RECORDS:

---------------

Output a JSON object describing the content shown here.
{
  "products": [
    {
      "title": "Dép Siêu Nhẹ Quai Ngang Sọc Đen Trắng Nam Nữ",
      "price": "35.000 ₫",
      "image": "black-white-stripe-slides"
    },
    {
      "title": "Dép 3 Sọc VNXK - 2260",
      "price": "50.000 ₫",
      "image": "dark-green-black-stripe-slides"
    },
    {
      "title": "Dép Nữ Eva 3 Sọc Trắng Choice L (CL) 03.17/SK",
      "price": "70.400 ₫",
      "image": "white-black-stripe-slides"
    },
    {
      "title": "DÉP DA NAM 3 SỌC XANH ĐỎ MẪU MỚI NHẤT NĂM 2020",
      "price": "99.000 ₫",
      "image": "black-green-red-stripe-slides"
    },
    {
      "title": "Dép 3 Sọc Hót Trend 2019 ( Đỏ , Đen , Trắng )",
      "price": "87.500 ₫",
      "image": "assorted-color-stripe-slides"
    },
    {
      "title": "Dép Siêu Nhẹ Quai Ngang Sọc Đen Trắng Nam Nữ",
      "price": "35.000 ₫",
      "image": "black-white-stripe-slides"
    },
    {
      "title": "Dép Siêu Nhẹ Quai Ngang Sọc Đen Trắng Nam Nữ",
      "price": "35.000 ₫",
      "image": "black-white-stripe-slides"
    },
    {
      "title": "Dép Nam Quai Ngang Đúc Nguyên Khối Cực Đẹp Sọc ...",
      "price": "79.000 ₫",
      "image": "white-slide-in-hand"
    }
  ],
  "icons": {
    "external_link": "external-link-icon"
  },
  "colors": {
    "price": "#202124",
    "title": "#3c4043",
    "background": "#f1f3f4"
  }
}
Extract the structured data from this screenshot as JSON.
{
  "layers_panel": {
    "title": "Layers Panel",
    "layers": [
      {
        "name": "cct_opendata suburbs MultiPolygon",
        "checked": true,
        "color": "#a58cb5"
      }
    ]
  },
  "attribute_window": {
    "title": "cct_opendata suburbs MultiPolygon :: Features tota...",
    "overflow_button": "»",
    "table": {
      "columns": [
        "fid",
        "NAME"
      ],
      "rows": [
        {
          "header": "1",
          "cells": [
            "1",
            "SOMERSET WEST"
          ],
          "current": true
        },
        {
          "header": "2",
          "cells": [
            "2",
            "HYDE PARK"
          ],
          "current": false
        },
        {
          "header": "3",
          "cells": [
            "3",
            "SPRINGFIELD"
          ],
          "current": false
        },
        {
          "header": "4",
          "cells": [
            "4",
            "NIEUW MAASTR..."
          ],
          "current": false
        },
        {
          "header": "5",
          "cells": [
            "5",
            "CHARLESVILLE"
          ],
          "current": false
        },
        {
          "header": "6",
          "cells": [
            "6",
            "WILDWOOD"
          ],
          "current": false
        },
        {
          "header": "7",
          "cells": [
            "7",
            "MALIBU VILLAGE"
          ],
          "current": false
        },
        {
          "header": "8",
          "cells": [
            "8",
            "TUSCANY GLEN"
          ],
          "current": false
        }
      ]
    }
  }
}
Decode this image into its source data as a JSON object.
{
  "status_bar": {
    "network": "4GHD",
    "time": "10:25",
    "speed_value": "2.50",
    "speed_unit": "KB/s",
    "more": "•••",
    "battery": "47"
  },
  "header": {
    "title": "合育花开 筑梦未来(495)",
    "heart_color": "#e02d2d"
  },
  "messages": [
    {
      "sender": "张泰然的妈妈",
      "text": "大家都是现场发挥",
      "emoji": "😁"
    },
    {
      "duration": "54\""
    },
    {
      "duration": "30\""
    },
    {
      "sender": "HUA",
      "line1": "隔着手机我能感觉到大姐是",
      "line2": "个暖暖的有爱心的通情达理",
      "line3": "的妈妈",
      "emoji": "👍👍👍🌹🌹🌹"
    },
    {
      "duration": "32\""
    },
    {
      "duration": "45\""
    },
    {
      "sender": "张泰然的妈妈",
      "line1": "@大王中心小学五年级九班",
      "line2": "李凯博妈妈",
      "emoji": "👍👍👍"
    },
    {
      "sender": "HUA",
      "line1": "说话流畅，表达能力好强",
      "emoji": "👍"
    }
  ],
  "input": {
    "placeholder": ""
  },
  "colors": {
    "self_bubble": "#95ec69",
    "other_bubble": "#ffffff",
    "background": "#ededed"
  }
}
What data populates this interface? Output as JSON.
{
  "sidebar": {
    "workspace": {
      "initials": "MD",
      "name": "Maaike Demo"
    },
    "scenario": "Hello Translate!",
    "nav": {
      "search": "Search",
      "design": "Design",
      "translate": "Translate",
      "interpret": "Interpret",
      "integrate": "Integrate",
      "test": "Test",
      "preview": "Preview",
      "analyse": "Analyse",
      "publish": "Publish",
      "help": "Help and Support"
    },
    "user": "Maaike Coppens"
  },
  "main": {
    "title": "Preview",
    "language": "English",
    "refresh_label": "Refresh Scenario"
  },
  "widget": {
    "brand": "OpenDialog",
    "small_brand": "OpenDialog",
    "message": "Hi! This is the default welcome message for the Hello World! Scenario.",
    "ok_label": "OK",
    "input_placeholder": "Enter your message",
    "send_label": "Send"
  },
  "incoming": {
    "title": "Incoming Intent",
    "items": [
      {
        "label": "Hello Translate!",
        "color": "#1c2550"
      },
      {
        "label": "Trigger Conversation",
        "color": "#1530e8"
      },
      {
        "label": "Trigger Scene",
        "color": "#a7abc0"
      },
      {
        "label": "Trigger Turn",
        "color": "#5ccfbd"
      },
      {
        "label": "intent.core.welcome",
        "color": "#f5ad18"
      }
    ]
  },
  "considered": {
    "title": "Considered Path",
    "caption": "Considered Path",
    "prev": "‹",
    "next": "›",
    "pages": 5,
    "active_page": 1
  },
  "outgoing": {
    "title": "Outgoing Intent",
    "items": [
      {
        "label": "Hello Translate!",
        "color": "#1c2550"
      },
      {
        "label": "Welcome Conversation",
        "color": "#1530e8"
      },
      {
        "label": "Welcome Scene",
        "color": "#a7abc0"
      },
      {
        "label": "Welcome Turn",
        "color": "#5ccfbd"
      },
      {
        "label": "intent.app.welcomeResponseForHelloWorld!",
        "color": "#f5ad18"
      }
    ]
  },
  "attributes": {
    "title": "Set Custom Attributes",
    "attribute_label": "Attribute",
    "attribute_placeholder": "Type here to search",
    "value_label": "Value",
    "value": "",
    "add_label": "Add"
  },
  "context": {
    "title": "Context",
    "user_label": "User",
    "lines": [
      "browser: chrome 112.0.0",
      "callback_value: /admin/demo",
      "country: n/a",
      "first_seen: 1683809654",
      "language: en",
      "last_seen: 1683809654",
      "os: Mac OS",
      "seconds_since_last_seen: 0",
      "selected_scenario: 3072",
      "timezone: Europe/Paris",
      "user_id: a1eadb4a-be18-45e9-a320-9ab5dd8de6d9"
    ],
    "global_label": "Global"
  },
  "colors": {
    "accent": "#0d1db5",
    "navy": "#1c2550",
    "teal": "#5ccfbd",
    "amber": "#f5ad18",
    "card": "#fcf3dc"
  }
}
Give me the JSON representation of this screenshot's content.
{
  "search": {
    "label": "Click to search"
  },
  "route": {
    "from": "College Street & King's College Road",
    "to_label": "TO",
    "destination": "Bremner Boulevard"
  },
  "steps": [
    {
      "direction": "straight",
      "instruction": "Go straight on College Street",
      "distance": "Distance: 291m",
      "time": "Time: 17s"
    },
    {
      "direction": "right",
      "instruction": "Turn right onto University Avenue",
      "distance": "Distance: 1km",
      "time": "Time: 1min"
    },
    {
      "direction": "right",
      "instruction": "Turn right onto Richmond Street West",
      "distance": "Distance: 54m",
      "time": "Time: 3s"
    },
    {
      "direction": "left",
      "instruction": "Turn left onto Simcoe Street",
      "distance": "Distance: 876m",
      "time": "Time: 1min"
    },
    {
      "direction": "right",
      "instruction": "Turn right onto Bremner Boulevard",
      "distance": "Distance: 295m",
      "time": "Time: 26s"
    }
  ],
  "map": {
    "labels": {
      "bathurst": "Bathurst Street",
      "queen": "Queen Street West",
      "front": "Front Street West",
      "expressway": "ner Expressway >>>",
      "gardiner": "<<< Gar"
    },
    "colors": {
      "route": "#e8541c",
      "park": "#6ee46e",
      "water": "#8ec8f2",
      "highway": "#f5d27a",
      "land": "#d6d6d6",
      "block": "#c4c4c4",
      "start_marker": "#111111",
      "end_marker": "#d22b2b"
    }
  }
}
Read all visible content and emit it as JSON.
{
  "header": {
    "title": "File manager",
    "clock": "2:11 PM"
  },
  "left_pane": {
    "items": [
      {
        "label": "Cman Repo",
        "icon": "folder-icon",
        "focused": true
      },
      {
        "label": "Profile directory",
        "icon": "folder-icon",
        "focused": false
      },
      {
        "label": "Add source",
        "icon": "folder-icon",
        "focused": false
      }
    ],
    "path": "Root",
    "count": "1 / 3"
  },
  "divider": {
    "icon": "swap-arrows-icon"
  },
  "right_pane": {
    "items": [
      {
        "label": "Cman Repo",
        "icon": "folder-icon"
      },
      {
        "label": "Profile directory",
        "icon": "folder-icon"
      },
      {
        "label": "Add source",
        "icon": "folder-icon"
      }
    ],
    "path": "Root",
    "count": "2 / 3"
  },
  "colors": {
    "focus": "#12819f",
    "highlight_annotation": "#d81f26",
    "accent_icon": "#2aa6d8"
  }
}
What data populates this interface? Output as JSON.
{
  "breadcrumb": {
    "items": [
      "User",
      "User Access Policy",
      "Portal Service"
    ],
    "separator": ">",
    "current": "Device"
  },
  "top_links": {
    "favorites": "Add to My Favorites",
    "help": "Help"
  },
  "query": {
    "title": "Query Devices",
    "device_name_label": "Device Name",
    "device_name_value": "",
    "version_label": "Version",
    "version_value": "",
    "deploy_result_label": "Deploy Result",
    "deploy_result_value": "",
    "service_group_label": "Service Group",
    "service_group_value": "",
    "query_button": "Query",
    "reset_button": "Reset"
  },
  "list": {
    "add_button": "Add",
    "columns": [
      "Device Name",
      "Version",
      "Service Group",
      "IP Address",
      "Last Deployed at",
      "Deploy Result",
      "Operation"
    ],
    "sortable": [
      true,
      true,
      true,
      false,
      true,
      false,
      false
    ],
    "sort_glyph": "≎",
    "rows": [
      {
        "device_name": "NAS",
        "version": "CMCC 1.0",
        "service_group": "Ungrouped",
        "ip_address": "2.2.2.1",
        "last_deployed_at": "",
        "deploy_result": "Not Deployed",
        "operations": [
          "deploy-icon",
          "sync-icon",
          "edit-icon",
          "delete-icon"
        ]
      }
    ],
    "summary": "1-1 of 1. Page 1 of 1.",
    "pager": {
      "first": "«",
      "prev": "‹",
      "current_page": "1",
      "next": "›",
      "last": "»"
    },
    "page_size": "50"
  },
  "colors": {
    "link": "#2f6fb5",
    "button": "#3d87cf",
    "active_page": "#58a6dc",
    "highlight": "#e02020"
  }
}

---------------

PROBLEM: From the records above, pull out each line that has "onto".

SOLUTION BELOW:
      "instruction": "Turn right onto University Avenue",
      "instruction": "Turn right onto Richmond Street West",
      "instruction": "Turn left onto Simcoe Street",
      "instruction": "Turn right onto Bremner Boulevard",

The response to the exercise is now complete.